STATED GOAL
Recast the rows as a numbered list, starting at the line that contains "125, 227, 145]" and ending at the line that contains "46, 114, 78]". Omit any blank lines.

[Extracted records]
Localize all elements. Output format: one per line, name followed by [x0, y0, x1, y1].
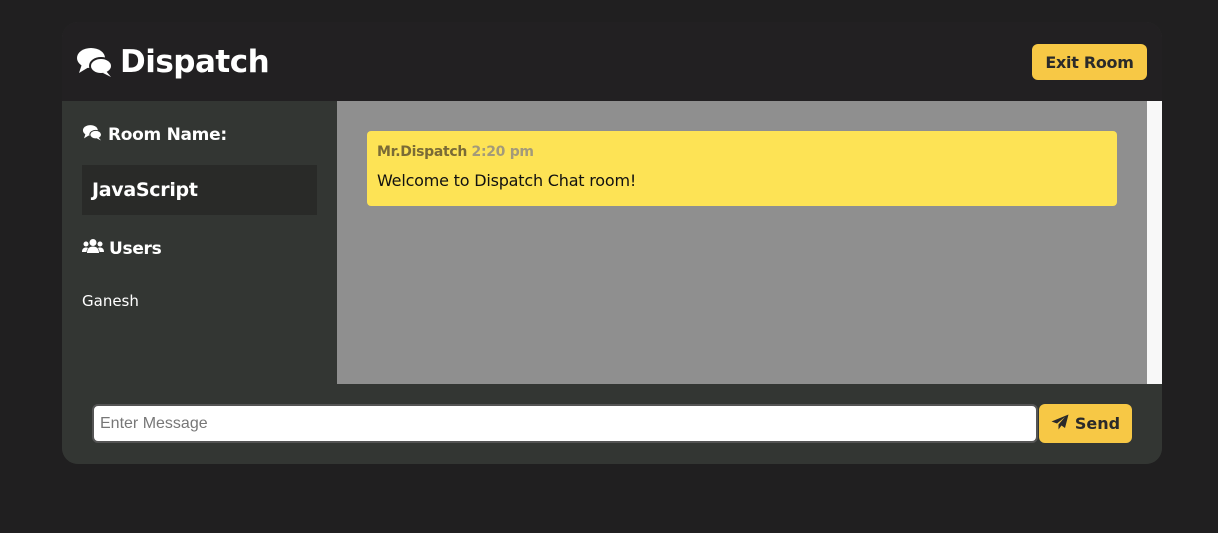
room-name-label: Room Name:	[108, 125, 227, 145]
user-list: Ganesh	[82, 291, 139, 311]
users-heading: Users	[82, 238, 162, 259]
message-author: Mr.Dispatch	[377, 144, 468, 160]
comments-icon	[82, 124, 103, 146]
comments-icon	[76, 46, 114, 78]
room-name-value: JavaScript	[82, 165, 317, 215]
chat-app: Dispatch Exit Room Room Name: JavaScript	[62, 22, 1162, 464]
users-icon	[82, 238, 104, 259]
message-input[interactable]	[92, 404, 1038, 443]
chat-messages[interactable]: Mr.Dispatch 2:20 pm Welcome to Dispatch …	[337, 101, 1147, 384]
exit-room-button[interactable]: Exit Room	[1032, 44, 1147, 80]
chat-message: Mr.Dispatch 2:20 pm Welcome to Dispatch …	[367, 131, 1117, 206]
room-name-heading: Room Name:	[82, 124, 227, 146]
message-composer: Send	[62, 384, 1162, 464]
sidebar: Room Name: JavaScript Users Ganesh	[62, 101, 337, 384]
send-label: Send	[1074, 414, 1121, 433]
app-title: Dispatch	[120, 44, 270, 80]
chat-scrollbar[interactable]	[1147, 101, 1162, 384]
message-text: Welcome to Dispatch Chat room!	[377, 171, 637, 190]
paper-plane-icon	[1051, 414, 1069, 434]
message-time: 2:20 pm	[471, 144, 535, 160]
brand: Dispatch	[76, 42, 270, 82]
user-item: Ganesh	[82, 292, 139, 310]
header: Dispatch Exit Room	[62, 22, 1162, 101]
send-button[interactable]: Send	[1039, 404, 1132, 443]
message-meta: Mr.Dispatch 2:20 pm	[377, 143, 1107, 161]
users-label: Users	[109, 238, 162, 259]
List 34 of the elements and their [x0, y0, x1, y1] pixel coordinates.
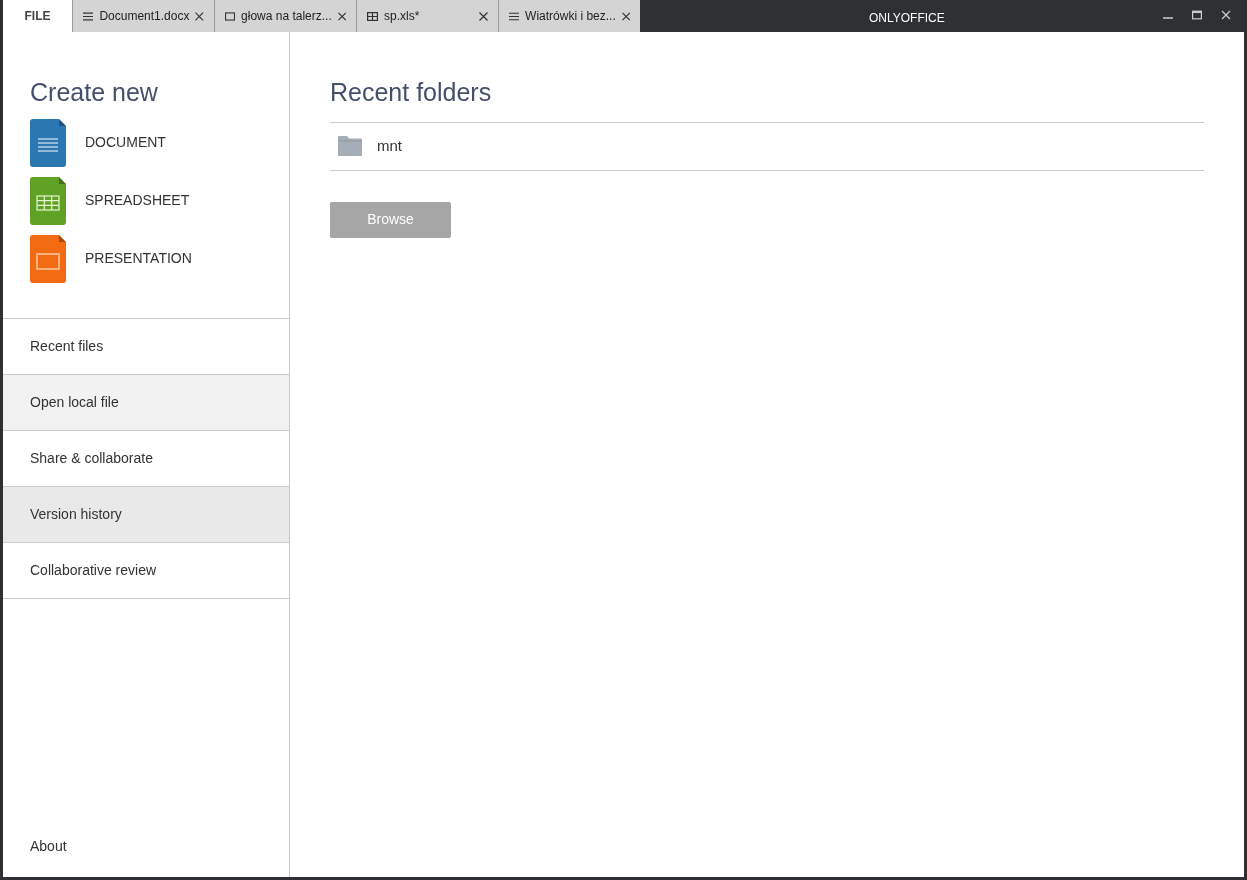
tab-label: Document1.docx [99, 8, 190, 25]
create-option[interactable]: SPREADSHEET [85, 190, 190, 211]
section-title: Recent folders [330, 74, 1204, 123]
folder-row[interactable]: mnt [330, 122, 1204, 171]
create-option[interactable]: DOCUMENT [85, 132, 166, 153]
tab-label: sp.xls* [384, 8, 420, 25]
tab-label: FILE [24, 8, 51, 25]
tab-label: Wiatrówki i bez... [525, 8, 616, 25]
tab[interactable]: sp.xls* [356, 0, 498, 32]
folder-name: mnt [377, 135, 402, 156]
document-file-icon [30, 118, 66, 167]
grid-icon [367, 11, 378, 21]
tab[interactable]: Wiatrówki i bez... [498, 0, 640, 32]
presentation-file-icon [30, 234, 66, 283]
create-option[interactable]: PRESENTATION [85, 248, 192, 269]
close-icon[interactable] [479, 11, 488, 21]
about-link[interactable]: About [30, 838, 67, 854]
maximize-icon[interactable] [1192, 10, 1202, 20]
tab-label: głowa na talerz... [241, 8, 332, 25]
spreadsheet-file-icon [30, 176, 66, 225]
close-icon[interactable] [195, 11, 204, 21]
tab[interactable]: głowa na talerz... [214, 0, 356, 32]
rectangle-icon [225, 11, 236, 21]
window-title: ONLYOFFICE [869, 10, 945, 27]
tab[interactable]: FILE [3, 0, 72, 32]
close-icon[interactable] [621, 11, 630, 21]
tab[interactable]: Document1.docx [72, 0, 214, 32]
section-title: Create new [30, 77, 159, 108]
folder-icon [338, 136, 362, 156]
sidebar-item[interactable]: Version history [3, 486, 289, 543]
close-icon[interactable] [337, 11, 346, 21]
sidebar-item[interactable]: Open local file [3, 374, 289, 431]
lines-icon [509, 11, 520, 21]
lines-icon [83, 11, 94, 21]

ANSWER TO THIS PROBLEM
1. room-name-label: Room Name:	[108, 125, 227, 145]
2. user-list: Ganesh	[82, 291, 139, 311]
3. users-heading: Users	[82, 238, 162, 259]
4. message-author: Mr.Dispatch	[377, 144, 468, 160]
5. comments-icon	[82, 124, 103, 146]
6. comments-icon	[76, 46, 114, 78]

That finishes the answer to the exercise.